■ **RAW DATA**
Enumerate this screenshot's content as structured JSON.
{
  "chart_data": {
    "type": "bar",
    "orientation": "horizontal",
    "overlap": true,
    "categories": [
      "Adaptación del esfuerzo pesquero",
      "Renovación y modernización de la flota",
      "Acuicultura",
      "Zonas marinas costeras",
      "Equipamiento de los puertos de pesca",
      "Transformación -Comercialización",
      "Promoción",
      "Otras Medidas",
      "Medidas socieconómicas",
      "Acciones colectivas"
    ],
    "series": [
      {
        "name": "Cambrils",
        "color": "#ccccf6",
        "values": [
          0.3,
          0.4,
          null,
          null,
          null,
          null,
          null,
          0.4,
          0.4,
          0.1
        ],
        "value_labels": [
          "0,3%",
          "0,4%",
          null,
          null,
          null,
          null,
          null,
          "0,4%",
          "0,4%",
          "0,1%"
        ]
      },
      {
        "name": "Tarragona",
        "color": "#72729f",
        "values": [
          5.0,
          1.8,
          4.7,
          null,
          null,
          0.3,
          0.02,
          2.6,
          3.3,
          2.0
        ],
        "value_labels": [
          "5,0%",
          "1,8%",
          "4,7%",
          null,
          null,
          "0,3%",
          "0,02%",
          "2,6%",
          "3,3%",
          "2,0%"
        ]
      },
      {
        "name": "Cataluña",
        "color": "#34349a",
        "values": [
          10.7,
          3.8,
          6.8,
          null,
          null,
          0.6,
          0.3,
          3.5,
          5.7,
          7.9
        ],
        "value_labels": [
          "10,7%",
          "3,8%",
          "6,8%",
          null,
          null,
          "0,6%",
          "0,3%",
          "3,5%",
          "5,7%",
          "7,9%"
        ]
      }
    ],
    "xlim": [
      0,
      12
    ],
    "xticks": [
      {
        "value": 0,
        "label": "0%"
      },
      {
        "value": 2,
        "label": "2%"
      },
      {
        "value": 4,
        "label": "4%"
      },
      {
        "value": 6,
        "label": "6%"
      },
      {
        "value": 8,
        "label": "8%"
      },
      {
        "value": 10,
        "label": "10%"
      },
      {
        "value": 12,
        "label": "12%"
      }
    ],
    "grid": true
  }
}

■ **INSTRUCTIONS FOR THE TASK**
Tell how many lines above contain the word "color". Give the number alone.

■ **TASK RESULT**
3